- **RECORDS TO PROCESS**:
/---
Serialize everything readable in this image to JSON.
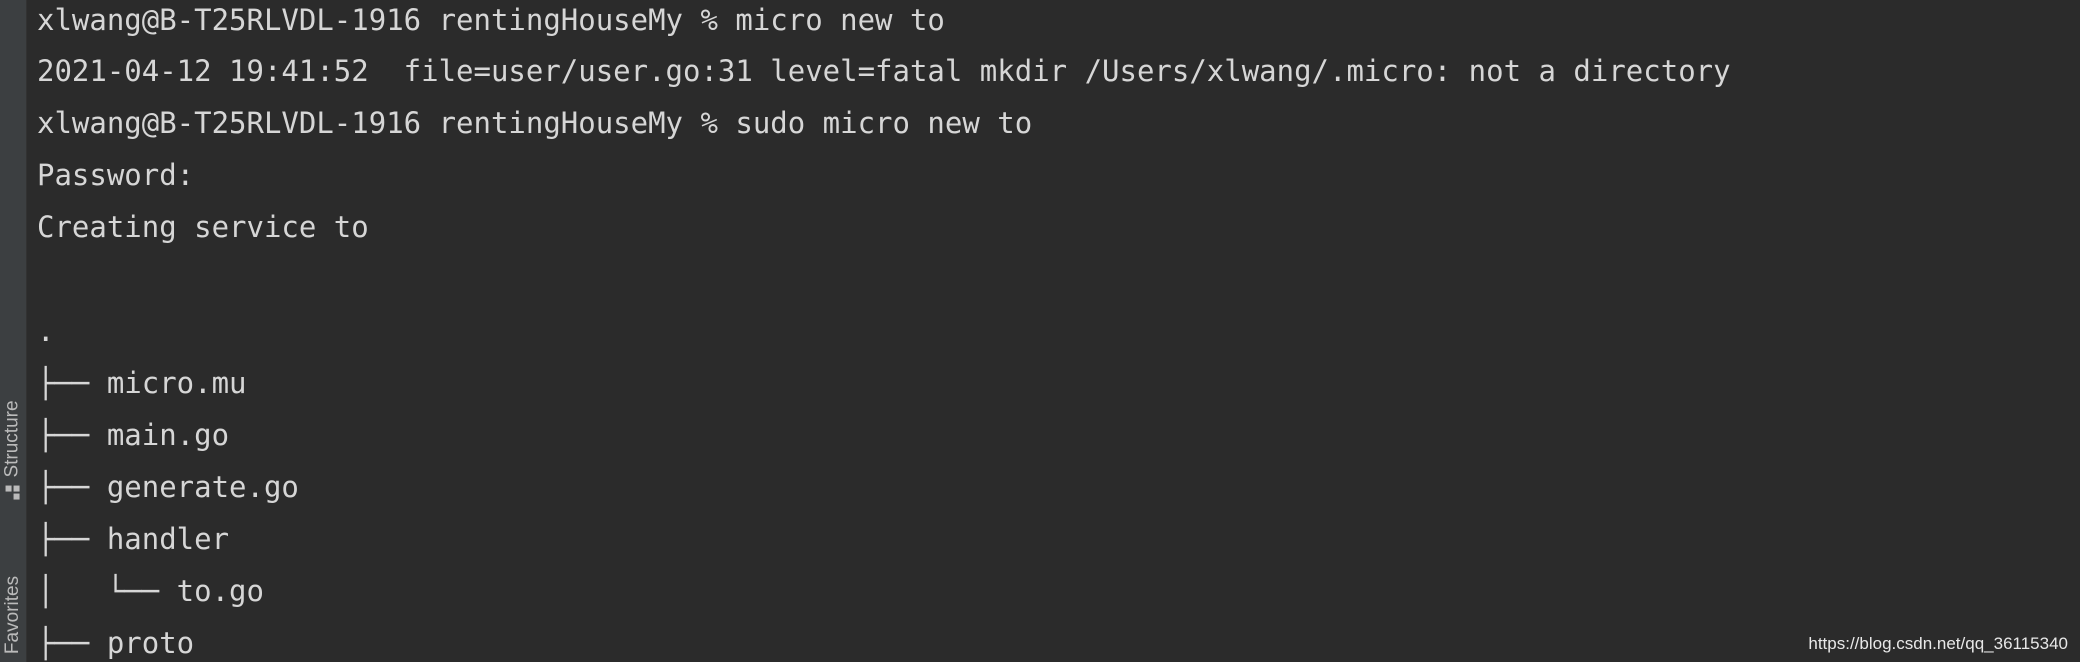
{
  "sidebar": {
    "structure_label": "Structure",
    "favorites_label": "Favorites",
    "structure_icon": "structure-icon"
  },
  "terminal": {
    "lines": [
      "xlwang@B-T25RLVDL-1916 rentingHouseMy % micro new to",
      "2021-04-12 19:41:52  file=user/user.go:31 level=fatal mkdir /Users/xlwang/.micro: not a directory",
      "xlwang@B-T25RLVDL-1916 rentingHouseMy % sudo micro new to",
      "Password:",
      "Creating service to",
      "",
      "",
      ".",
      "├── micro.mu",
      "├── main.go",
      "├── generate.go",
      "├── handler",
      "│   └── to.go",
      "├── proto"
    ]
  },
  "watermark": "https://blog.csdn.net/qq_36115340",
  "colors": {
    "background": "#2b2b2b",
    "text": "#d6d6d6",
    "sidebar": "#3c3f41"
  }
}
\---
/---
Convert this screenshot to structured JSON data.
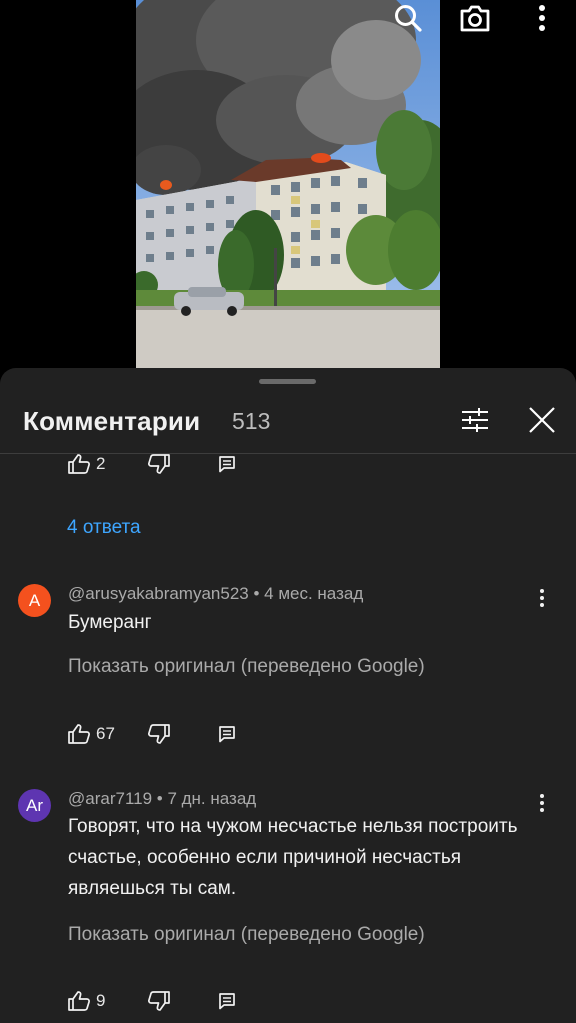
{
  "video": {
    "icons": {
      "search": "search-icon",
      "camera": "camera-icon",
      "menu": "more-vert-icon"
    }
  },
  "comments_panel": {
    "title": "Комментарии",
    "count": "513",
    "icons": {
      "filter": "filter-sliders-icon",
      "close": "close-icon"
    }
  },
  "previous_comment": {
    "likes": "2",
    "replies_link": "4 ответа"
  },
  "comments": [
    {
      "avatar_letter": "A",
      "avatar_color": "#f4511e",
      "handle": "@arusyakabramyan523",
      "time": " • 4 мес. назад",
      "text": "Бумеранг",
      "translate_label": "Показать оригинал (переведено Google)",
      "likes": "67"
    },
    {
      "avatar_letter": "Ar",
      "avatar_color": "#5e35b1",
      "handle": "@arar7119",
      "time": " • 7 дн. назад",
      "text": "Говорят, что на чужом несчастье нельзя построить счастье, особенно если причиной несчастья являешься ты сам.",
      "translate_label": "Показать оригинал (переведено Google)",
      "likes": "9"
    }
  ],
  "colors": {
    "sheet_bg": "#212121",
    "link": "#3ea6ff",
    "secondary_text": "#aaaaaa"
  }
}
\---
/---
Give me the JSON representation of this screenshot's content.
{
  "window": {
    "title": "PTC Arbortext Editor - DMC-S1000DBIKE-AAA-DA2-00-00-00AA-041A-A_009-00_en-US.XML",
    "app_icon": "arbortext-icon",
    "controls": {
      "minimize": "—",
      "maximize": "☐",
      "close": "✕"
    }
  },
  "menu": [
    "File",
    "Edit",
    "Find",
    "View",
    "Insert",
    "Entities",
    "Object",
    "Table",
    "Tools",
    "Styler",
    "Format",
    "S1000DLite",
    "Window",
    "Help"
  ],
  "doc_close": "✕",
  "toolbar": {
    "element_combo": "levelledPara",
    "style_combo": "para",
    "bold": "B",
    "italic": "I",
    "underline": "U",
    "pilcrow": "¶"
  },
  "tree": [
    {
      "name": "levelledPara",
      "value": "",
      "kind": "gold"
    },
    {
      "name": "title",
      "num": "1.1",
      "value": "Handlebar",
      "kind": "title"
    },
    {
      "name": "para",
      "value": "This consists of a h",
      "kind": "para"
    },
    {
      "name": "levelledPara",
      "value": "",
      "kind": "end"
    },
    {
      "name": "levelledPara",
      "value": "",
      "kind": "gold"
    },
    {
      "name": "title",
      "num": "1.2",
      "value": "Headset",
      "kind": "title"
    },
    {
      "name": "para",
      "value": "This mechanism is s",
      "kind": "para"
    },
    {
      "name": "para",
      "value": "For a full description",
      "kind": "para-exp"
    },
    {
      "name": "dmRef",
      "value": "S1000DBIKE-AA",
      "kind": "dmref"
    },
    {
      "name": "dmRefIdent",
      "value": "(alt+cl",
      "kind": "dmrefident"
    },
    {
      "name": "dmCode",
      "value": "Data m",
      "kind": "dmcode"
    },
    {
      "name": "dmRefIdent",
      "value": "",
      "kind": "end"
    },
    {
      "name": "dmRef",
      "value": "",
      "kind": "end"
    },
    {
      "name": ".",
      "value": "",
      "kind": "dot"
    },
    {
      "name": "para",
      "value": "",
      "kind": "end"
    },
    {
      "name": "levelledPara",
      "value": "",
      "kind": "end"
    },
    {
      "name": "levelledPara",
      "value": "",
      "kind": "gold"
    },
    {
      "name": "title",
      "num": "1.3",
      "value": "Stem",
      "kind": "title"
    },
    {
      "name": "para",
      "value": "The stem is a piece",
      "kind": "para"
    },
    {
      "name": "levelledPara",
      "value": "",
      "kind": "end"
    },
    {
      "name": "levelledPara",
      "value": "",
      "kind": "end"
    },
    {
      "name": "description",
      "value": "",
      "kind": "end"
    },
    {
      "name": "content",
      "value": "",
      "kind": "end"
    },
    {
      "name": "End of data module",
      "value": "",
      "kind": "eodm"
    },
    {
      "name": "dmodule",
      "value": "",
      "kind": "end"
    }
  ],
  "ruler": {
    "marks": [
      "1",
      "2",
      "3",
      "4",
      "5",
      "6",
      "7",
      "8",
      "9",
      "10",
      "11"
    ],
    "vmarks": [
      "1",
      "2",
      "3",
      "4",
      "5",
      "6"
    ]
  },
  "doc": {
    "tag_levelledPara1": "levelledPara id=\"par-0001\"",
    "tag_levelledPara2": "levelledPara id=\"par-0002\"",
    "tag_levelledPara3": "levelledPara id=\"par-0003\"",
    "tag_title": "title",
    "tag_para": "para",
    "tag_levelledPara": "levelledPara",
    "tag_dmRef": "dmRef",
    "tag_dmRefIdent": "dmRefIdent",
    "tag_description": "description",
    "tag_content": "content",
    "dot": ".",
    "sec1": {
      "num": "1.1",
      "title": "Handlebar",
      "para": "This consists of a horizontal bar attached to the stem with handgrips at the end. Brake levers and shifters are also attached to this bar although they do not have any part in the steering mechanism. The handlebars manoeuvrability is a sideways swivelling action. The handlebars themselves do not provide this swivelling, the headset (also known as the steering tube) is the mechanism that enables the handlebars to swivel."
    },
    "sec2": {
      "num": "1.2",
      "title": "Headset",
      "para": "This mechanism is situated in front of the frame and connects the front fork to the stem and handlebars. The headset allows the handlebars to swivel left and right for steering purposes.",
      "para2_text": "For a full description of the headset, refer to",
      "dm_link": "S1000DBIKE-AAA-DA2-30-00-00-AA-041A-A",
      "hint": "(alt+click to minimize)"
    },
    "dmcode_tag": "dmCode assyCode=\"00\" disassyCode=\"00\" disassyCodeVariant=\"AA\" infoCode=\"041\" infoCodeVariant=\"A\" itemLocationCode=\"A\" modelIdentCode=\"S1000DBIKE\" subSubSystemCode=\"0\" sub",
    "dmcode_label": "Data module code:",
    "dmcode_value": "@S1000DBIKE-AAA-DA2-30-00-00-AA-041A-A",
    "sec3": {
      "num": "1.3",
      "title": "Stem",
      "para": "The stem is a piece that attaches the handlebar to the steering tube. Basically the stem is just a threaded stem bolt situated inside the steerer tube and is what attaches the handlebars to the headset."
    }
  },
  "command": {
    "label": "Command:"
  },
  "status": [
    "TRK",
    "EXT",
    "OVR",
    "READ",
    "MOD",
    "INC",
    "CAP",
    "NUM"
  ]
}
\---
- **AIM**: From the entries above, collect every line with the string "full" in it.

- **SOLUTION TO THIS PROBLEM**:
      "value": "For a full description",
      "para2_text": "For a full description of the headset, refer to",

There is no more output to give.